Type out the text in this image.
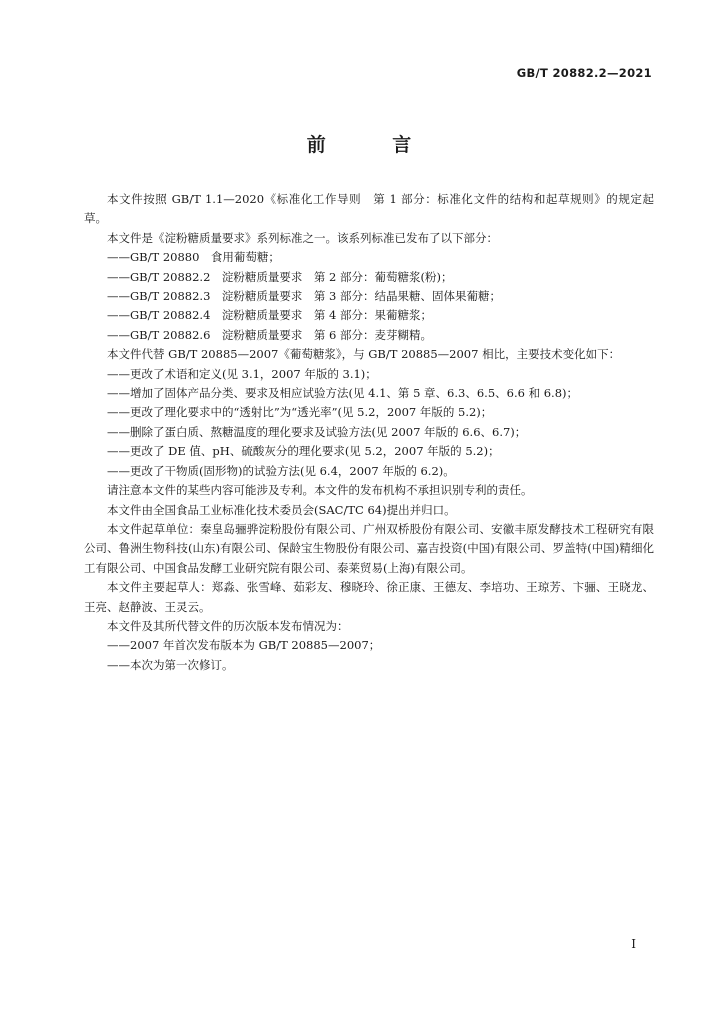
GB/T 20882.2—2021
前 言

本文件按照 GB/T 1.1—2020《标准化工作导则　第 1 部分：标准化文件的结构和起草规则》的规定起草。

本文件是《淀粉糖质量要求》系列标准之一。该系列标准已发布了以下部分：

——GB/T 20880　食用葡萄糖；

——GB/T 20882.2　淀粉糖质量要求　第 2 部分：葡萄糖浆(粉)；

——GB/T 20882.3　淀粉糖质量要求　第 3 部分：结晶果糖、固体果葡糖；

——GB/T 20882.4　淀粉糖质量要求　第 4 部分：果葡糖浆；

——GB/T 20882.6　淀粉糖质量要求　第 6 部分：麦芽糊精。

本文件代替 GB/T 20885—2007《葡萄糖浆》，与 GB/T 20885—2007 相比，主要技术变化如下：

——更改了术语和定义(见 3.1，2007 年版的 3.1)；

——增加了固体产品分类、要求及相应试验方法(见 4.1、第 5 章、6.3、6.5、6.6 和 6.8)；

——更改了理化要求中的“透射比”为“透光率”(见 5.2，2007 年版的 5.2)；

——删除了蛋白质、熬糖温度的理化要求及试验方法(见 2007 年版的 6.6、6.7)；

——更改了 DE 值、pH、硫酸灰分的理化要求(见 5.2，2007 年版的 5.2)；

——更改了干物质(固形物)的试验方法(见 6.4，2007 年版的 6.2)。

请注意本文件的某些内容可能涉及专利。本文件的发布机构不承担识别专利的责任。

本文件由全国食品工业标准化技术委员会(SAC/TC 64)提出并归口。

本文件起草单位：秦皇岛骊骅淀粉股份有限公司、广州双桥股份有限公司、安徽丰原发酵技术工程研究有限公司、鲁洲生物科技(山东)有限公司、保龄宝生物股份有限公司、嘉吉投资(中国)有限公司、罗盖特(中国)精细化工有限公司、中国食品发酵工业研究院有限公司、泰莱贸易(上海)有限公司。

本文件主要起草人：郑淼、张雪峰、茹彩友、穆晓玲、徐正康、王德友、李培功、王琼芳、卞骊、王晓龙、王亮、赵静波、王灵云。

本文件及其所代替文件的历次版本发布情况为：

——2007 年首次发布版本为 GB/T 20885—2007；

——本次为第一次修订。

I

▶ SET EXERCISE
Find every line in the records above that contains the word "淀粉糖质量要求", and copy each one.

▶ FINISHED TASK
本文件是《淀粉糖质量要求》系列标准之一。该系列标准已发布了以下部分：
——GB/T 20882.2　淀粉糖质量要求　第 2 部分：葡萄糖浆(粉)；
——GB/T 20882.3　淀粉糖质量要求　第 3 部分：结晶果糖、固体果葡糖；
——GB/T 20882.4　淀粉糖质量要求　第 4 部分：果葡糖浆；
——GB/T 20882.6　淀粉糖质量要求　第 6 部分：麦芽糊精。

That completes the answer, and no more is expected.